INSTRUCTIONS TO FOLLOW
Copy out the entries in full and with complete accuracy; pictures are excluded.

DATA PROVIDED
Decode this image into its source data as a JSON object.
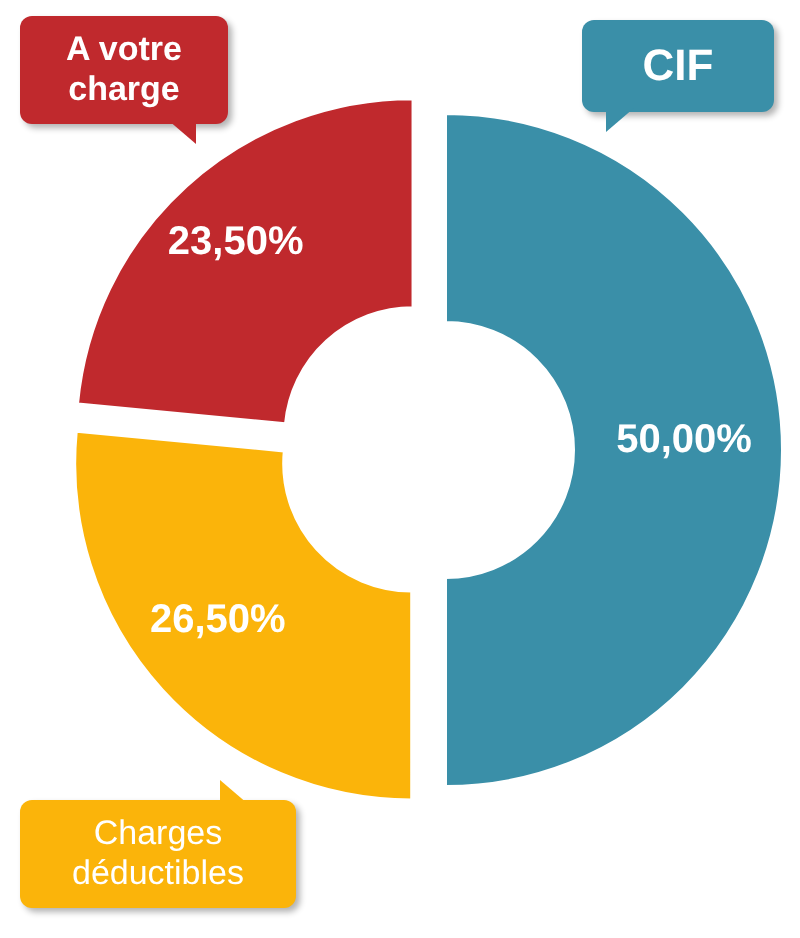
{
  "chart_data": {
    "type": "donut",
    "categories": [
      "CIF",
      "Charges déductibles",
      "A votre charge"
    ],
    "values": [
      50,
      26.5,
      23.5
    ],
    "value_labels": [
      "50,00%",
      "26,50%",
      "23,50%"
    ],
    "colors": [
      "#3a8fa8",
      "#fbb40a",
      "#c0292d"
    ]
  }
}
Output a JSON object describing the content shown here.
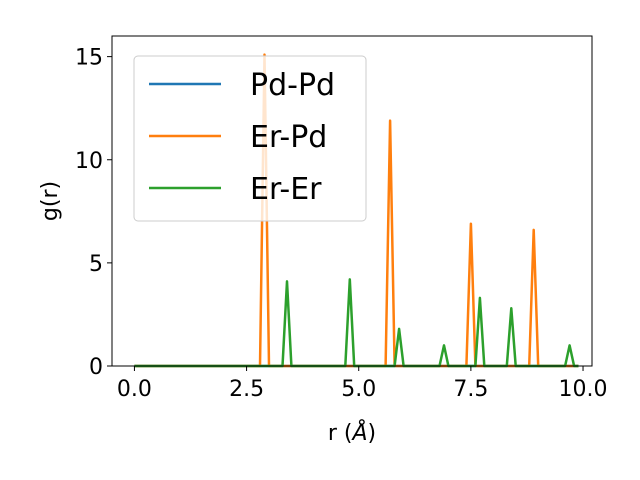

TASK ANSWER
Decode this image into its source data as a JSON object.
{
  "chart_data": {
    "type": "donut",
    "categories": [
      "CIF",
      "Charges déductibles",
      "A votre charge"
    ],
    "values": [
      50,
      26.5,
      23.5
    ],
    "value_labels": [
      "50,00%",
      "26,50%",
      "23,50%"
    ],
    "colors": [
      "#3a8fa8",
      "#fbb40a",
      "#c0292d"
    ]
  }
}
Output a JSON object describing the content shown here.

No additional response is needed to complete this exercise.